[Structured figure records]
= = = = =

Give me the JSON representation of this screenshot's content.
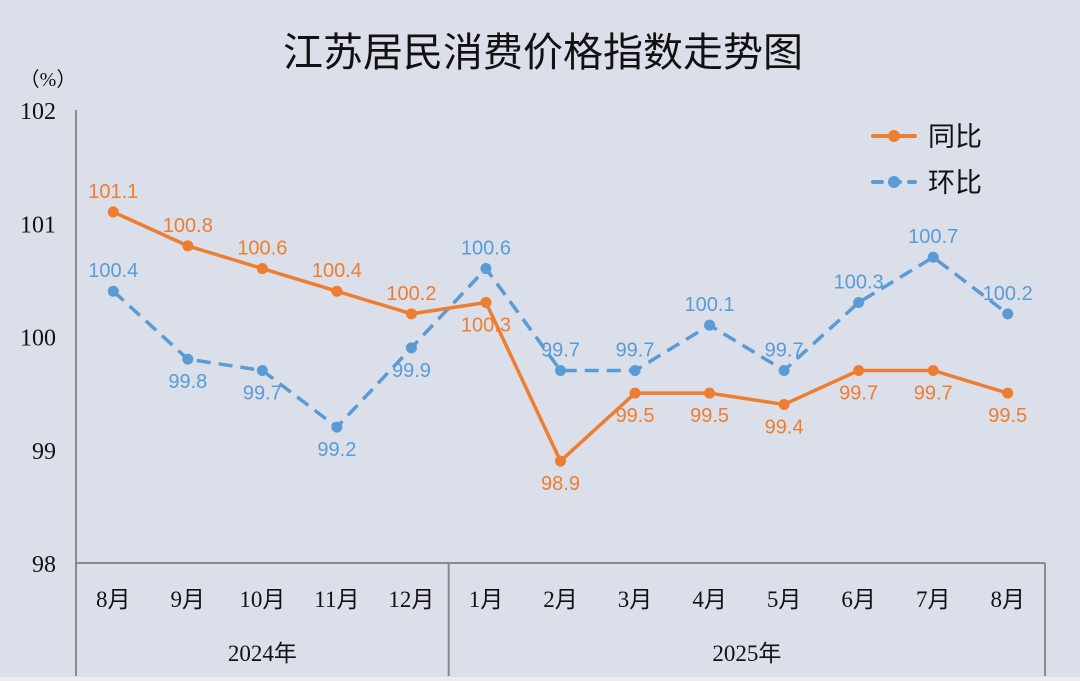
{
  "chart_data": {
    "type": "line",
    "title": "江苏居民消费价格指数走势图",
    "ylabel": "（%）",
    "ylim": [
      98,
      102
    ],
    "yticks": [
      98,
      99,
      100,
      101,
      102
    ],
    "grid": false,
    "legend_position": "top-right",
    "categories": [
      "8月",
      "9月",
      "10月",
      "11月",
      "12月",
      "1月",
      "2月",
      "3月",
      "4月",
      "5月",
      "6月",
      "7月",
      "8月"
    ],
    "groups": [
      {
        "label": "2024年",
        "count": 5
      },
      {
        "label": "2025年",
        "count": 8
      }
    ],
    "series": [
      {
        "name": "同比",
        "color": "#ed7d31",
        "style": "solid",
        "values": [
          101.1,
          100.8,
          100.6,
          100.4,
          100.2,
          100.3,
          98.9,
          99.5,
          99.5,
          99.4,
          99.7,
          99.7,
          99.5
        ],
        "label_side": [
          "above",
          "above",
          "above",
          "above",
          "above",
          "below",
          "below",
          "below",
          "below",
          "below",
          "below",
          "below",
          "below"
        ]
      },
      {
        "name": "环比",
        "color": "#5b9bd5",
        "style": "dashed",
        "values": [
          100.4,
          99.8,
          99.7,
          99.2,
          99.9,
          100.6,
          99.7,
          99.7,
          100.1,
          99.7,
          100.3,
          100.7,
          100.2
        ],
        "label_side": [
          "above",
          "below",
          "below",
          "below",
          "below",
          "above",
          "above",
          "above",
          "above",
          "above",
          "above",
          "above",
          "above"
        ]
      }
    ]
  }
}
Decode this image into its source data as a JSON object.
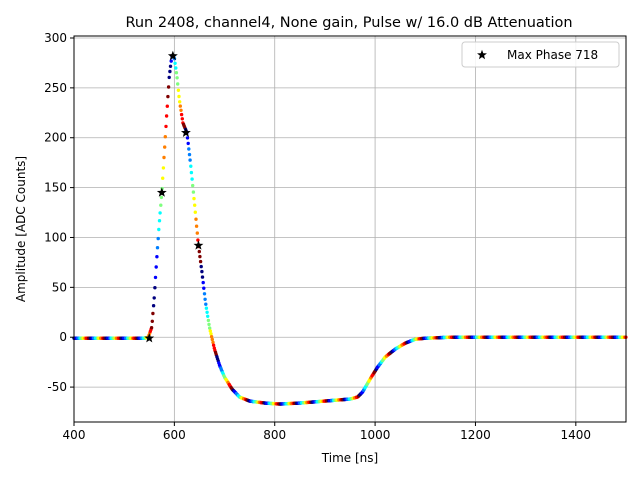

= = = = =

**Objective:** Exactly reproduce each record, leaving out any pictures.

**Final result:**
Give me the JSON representation of this screenshot's content.
{
  "chart_data": {
    "type": "line",
    "title": "江苏居民消费价格指数走势图",
    "ylabel": "（%）",
    "ylim": [
      98,
      102
    ],
    "yticks": [
      98,
      99,
      100,
      101,
      102
    ],
    "grid": false,
    "legend_position": "top-right",
    "categories": [
      "8月",
      "9月",
      "10月",
      "11月",
      "12月",
      "1月",
      "2月",
      "3月",
      "4月",
      "5月",
      "6月",
      "7月",
      "8月"
    ],
    "groups": [
      {
        "label": "2024年",
        "count": 5
      },
      {
        "label": "2025年",
        "count": 8
      }
    ],
    "series": [
      {
        "name": "同比",
        "color": "#ed7d31",
        "style": "solid",
        "values": [
          101.1,
          100.8,
          100.6,
          100.4,
          100.2,
          100.3,
          98.9,
          99.5,
          99.5,
          99.4,
          99.7,
          99.7,
          99.5
        ],
        "label_side": [
          "above",
          "above",
          "above",
          "above",
          "above",
          "below",
          "below",
          "below",
          "below",
          "below",
          "below",
          "below",
          "below"
        ]
      },
      {
        "name": "环比",
        "color": "#5b9bd5",
        "style": "dashed",
        "values": [
          100.4,
          99.8,
          99.7,
          99.2,
          99.9,
          100.6,
          99.7,
          99.7,
          100.1,
          99.7,
          100.3,
          100.7,
          100.2
        ],
        "label_side": [
          "above",
          "below",
          "below",
          "below",
          "below",
          "above",
          "above",
          "above",
          "above",
          "above",
          "above",
          "above",
          "above"
        ]
      }
    ]
  }
}
Decode this image into its source data as a JSON object.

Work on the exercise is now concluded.